**Given instruction:** Repeat the whole listing exactly as written.

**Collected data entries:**
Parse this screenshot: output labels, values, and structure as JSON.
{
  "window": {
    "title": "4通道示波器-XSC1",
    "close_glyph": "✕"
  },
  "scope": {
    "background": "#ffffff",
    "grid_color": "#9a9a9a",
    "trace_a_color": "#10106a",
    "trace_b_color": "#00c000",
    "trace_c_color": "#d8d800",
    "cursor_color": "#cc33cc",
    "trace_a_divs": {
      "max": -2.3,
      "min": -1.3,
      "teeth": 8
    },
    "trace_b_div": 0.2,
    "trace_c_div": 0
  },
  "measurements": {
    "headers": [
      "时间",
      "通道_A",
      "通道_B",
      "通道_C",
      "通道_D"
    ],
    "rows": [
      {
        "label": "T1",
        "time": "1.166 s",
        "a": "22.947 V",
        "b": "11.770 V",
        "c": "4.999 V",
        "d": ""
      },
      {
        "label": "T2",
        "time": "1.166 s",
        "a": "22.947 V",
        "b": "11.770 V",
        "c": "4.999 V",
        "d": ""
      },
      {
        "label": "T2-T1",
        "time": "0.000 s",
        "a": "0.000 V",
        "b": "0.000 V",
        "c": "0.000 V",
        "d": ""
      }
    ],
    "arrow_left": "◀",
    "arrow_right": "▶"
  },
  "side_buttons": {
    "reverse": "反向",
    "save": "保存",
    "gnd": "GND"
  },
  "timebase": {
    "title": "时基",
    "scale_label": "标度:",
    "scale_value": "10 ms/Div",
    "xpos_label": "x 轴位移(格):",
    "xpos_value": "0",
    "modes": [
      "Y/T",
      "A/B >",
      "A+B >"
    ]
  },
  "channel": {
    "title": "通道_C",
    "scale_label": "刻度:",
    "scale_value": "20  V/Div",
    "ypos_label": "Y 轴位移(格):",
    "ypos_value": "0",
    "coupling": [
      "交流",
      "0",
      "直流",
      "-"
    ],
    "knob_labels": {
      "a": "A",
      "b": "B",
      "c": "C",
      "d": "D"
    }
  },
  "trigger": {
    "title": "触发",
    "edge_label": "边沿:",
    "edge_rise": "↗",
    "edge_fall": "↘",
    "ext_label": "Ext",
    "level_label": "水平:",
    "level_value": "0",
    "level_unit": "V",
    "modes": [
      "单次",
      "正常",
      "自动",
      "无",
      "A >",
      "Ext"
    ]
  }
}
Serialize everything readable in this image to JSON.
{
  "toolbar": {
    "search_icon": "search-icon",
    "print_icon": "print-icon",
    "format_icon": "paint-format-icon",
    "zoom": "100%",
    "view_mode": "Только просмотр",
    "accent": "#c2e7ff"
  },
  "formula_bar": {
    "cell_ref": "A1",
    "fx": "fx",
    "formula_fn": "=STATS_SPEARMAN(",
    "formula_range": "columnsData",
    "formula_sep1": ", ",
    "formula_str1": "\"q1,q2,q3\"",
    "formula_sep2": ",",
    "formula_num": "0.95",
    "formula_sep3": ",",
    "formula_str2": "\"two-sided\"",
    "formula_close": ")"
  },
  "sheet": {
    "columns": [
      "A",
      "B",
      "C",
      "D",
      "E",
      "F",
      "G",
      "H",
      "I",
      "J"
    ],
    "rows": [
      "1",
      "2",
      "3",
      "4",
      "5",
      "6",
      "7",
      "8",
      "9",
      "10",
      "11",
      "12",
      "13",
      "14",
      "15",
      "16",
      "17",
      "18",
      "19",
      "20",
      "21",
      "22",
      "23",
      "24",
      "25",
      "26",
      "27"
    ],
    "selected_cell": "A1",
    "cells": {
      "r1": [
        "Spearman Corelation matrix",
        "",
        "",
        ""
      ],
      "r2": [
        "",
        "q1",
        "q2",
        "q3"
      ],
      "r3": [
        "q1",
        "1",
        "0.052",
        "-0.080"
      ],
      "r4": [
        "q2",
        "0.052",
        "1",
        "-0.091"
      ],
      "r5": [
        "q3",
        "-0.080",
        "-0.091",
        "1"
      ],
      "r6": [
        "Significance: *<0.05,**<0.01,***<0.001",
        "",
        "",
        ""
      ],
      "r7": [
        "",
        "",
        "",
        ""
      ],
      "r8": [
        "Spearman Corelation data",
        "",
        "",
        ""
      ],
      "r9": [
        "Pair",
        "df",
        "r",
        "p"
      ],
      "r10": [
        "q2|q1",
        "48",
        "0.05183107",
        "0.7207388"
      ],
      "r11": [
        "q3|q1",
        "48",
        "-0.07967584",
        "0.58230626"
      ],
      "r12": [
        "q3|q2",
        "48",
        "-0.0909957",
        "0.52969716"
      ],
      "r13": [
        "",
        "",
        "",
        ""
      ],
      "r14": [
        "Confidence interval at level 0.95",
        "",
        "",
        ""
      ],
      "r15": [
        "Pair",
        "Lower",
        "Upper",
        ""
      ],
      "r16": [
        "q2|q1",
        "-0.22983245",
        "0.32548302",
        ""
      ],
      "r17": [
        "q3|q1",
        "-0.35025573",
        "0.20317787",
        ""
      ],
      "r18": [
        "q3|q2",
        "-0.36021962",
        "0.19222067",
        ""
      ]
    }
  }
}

**Response below:**
Parse this screenshot: output labels, values, and structure as JSON.
{
  "window": {
    "title": "4通道示波器-XSC1",
    "close_glyph": "✕"
  },
  "scope": {
    "background": "#ffffff",
    "grid_color": "#9a9a9a",
    "trace_a_color": "#10106a",
    "trace_b_color": "#00c000",
    "trace_c_color": "#d8d800",
    "cursor_color": "#cc33cc",
    "trace_a_divs": {
      "max": -2.3,
      "min": -1.3,
      "teeth": 8
    },
    "trace_b_div": 0.2,
    "trace_c_div": 0
  },
  "measurements": {
    "headers": [
      "时间",
      "通道_A",
      "通道_B",
      "通道_C",
      "通道_D"
    ],
    "rows": [
      {
        "label": "T1",
        "time": "1.166 s",
        "a": "22.947 V",
        "b": "11.770 V",
        "c": "4.999 V",
        "d": ""
      },
      {
        "label": "T2",
        "time": "1.166 s",
        "a": "22.947 V",
        "b": "11.770 V",
        "c": "4.999 V",
        "d": ""
      },
      {
        "label": "T2-T1",
        "time": "0.000 s",
        "a": "0.000 V",
        "b": "0.000 V",
        "c": "0.000 V",
        "d": ""
      }
    ],
    "arrow_left": "◀",
    "arrow_right": "▶"
  },
  "side_buttons": {
    "reverse": "反向",
    "save": "保存",
    "gnd": "GND"
  },
  "timebase": {
    "title": "时基",
    "scale_label": "标度:",
    "scale_value": "10 ms/Div",
    "xpos_label": "x 轴位移(格):",
    "xpos_value": "0",
    "modes": [
      "Y/T",
      "A/B >",
      "A+B >"
    ]
  },
  "channel": {
    "title": "通道_C",
    "scale_label": "刻度:",
    "scale_value": "20  V/Div",
    "ypos_label": "Y 轴位移(格):",
    "ypos_value": "0",
    "coupling": [
      "交流",
      "0",
      "直流",
      "-"
    ],
    "knob_labels": {
      "a": "A",
      "b": "B",
      "c": "C",
      "d": "D"
    }
  },
  "trigger": {
    "title": "触发",
    "edge_label": "边沿:",
    "edge_rise": "↗",
    "edge_fall": "↘",
    "ext_label": "Ext",
    "level_label": "水平:",
    "level_value": "0",
    "level_unit": "V",
    "modes": [
      "单次",
      "正常",
      "自动",
      "无",
      "A >",
      "Ext"
    ]
  }
}
Serialize everything readable in this image to JSON.
{
  "toolbar": {
    "search_icon": "search-icon",
    "print_icon": "print-icon",
    "format_icon": "paint-format-icon",
    "zoom": "100%",
    "view_mode": "Только просмотр",
    "accent": "#c2e7ff"
  },
  "formula_bar": {
    "cell_ref": "A1",
    "fx": "fx",
    "formula_fn": "=STATS_SPEARMAN(",
    "formula_range": "columnsData",
    "formula_sep1": ", ",
    "formula_str1": "\"q1,q2,q3\"",
    "formula_sep2": ",",
    "formula_num": "0.95",
    "formula_sep3": ",",
    "formula_str2": "\"two-sided\"",
    "formula_close": ")"
  },
  "sheet": {
    "columns": [
      "A",
      "B",
      "C",
      "D",
      "E",
      "F",
      "G",
      "H",
      "I",
      "J"
    ],
    "rows": [
      "1",
      "2",
      "3",
      "4",
      "5",
      "6",
      "7",
      "8",
      "9",
      "10",
      "11",
      "12",
      "13",
      "14",
      "15",
      "16",
      "17",
      "18",
      "19",
      "20",
      "21",
      "22",
      "23",
      "24",
      "25",
      "26",
      "27"
    ],
    "selected_cell": "A1",
    "cells": {
      "r1": [
        "Spearman Corelation matrix",
        "",
        "",
        ""
      ],
      "r2": [
        "",
        "q1",
        "q2",
        "q3"
      ],
      "r3": [
        "q1",
        "1",
        "0.052",
        "-0.080"
      ],
      "r4": [
        "q2",
        "0.052",
        "1",
        "-0.091"
      ],
      "r5": [
        "q3",
        "-0.080",
        "-0.091",
        "1"
      ],
      "r6": [
        "Significance: *<0.05,**<0.01,***<0.001",
        "",
        "",
        ""
      ],
      "r7": [
        "",
        "",
        "",
        ""
      ],
      "r8": [
        "Spearman Corelation data",
        "",
        "",
        ""
      ],
      "r9": [
        "Pair",
        "df",
        "r",
        "p"
      ],
      "r10": [
        "q2|q1",
        "48",
        "0.05183107",
        "0.7207388"
      ],
      "r11": [
        "q3|q1",
        "48",
        "-0.07967584",
        "0.58230626"
      ],
      "r12": [
        "q3|q2",
        "48",
        "-0.0909957",
        "0.52969716"
      ],
      "r13": [
        "",
        "",
        "",
        ""
      ],
      "r14": [
        "Confidence interval at level 0.95",
        "",
        "",
        ""
      ],
      "r15": [
        "Pair",
        "Lower",
        "Upper",
        ""
      ],
      "r16": [
        "q2|q1",
        "-0.22983245",
        "0.32548302",
        ""
      ],
      "r17": [
        "q3|q1",
        "-0.35025573",
        "0.20317787",
        ""
      ],
      "r18": [
        "q3|q2",
        "-0.36021962",
        "0.19222067",
        ""
      ]
    }
  }
}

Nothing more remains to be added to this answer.